(Your objective)
Which lines in the items below contain the string "chevron"? Copy every such line, counting only matches in the same case.

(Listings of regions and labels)

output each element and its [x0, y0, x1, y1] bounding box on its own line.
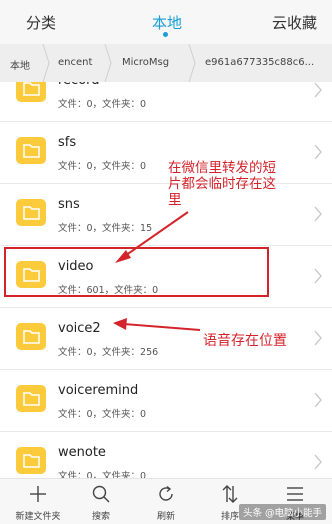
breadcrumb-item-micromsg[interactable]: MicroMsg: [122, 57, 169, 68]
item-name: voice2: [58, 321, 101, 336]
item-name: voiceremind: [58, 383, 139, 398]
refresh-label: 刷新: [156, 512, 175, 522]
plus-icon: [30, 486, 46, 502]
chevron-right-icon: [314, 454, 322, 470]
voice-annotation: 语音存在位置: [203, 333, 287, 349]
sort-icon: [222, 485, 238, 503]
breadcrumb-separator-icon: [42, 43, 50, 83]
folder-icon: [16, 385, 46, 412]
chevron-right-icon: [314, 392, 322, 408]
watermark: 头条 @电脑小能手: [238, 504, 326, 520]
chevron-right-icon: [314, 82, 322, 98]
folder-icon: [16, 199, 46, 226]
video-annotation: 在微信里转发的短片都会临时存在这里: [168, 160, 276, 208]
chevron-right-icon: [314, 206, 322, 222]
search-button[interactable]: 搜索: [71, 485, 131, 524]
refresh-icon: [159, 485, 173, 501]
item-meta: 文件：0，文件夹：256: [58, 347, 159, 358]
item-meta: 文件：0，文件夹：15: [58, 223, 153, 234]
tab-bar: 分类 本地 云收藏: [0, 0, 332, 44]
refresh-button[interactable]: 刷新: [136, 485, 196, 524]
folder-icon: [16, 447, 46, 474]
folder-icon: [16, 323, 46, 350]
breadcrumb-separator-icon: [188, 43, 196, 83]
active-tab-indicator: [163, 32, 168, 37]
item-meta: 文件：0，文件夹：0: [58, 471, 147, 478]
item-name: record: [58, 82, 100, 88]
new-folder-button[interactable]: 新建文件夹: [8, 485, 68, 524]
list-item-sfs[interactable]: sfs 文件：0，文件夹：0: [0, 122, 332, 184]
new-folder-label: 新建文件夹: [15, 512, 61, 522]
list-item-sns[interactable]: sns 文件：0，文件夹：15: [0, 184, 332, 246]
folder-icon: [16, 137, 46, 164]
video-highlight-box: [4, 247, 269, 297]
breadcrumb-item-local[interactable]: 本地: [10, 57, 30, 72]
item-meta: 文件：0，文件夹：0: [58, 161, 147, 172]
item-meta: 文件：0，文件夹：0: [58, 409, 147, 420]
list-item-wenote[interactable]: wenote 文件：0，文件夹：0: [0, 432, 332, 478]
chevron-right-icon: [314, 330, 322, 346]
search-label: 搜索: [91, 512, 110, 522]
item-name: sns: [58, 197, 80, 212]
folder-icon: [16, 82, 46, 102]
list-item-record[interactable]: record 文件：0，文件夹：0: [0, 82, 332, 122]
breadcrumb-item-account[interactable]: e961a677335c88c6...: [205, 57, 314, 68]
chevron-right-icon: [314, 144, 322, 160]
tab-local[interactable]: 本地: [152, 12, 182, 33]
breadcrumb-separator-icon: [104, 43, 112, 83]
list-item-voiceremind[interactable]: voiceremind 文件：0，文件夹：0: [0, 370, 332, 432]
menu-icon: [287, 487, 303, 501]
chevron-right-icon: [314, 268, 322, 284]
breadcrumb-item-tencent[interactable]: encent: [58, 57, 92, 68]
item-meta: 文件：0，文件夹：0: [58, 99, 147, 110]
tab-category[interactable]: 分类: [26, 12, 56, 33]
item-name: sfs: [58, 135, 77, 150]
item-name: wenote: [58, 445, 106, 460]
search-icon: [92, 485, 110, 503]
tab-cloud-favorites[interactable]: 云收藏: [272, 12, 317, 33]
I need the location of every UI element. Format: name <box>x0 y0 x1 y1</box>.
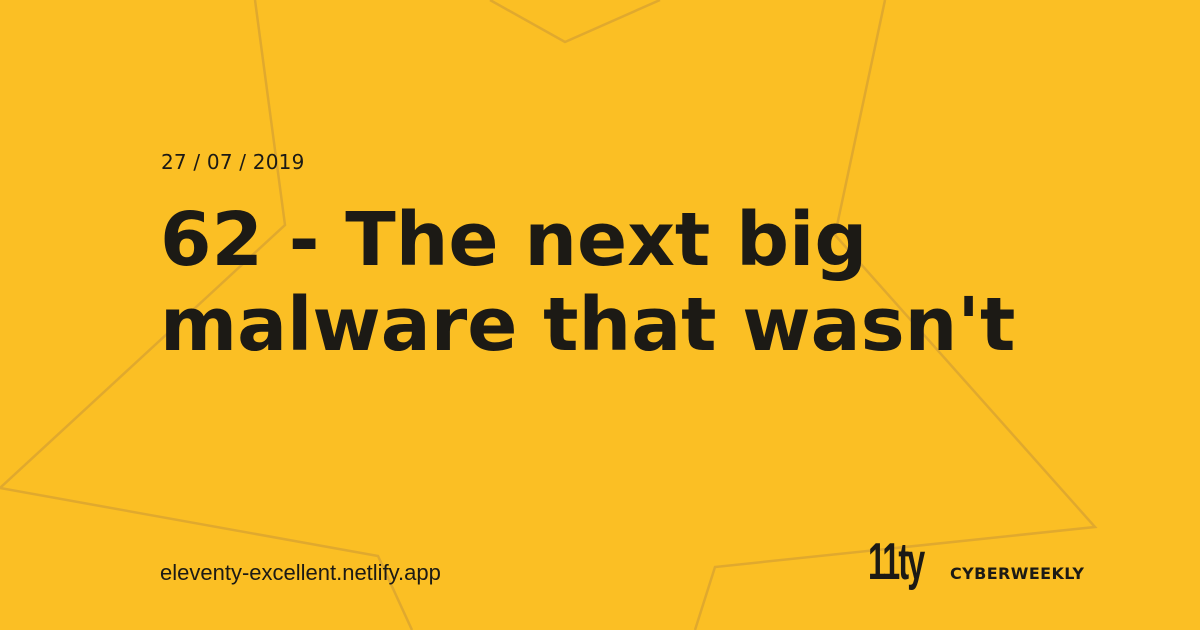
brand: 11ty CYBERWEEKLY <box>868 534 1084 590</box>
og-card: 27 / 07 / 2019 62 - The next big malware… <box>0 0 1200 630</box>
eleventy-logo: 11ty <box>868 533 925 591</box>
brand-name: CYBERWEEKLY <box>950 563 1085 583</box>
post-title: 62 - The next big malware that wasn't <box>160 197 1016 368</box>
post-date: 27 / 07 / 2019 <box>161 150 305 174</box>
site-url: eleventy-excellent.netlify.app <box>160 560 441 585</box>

--

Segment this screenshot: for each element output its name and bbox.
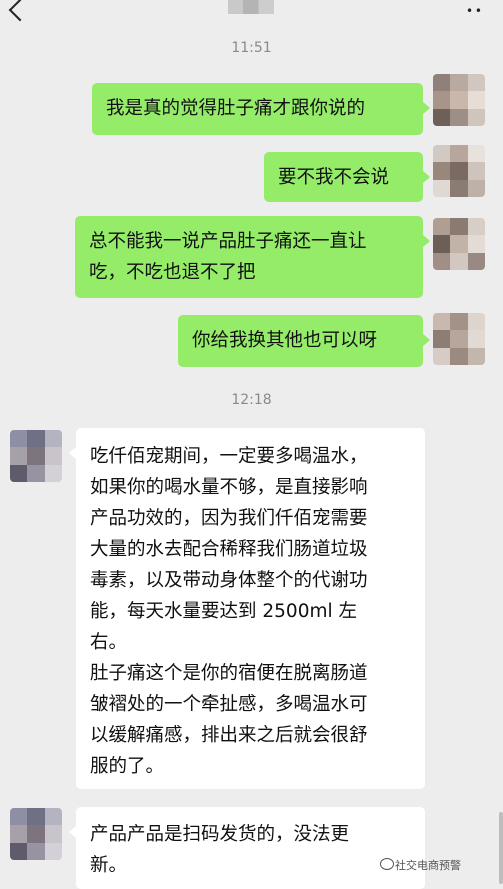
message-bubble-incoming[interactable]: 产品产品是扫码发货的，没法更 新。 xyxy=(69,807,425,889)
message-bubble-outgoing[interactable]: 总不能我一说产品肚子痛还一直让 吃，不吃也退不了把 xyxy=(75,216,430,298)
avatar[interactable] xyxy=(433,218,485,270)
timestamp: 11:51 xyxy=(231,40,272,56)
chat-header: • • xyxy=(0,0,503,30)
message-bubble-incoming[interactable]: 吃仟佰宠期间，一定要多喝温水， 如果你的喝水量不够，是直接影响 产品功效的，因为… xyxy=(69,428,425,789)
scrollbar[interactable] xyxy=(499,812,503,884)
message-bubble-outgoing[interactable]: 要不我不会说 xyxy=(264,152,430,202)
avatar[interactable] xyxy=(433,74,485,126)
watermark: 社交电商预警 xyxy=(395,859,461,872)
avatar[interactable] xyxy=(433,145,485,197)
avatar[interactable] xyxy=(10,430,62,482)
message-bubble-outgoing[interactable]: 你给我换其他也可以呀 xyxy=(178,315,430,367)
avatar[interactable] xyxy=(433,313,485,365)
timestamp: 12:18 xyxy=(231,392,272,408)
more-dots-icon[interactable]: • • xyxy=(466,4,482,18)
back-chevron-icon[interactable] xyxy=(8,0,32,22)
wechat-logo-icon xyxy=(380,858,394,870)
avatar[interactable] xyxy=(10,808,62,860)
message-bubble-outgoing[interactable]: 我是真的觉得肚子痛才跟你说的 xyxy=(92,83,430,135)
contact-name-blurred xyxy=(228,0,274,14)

(Exercise result)
chevron-right-icon: [314, 454, 322, 470]
chevron-right-icon: [314, 392, 322, 408]
chevron-right-icon: [314, 82, 322, 98]
chevron-right-icon: [314, 206, 322, 222]
chevron-right-icon: [314, 330, 322, 346]
chevron-right-icon: [314, 144, 322, 160]
chevron-right-icon: [314, 268, 322, 284]
back-chevron-icon[interactable] xyxy=(8,0,32,22)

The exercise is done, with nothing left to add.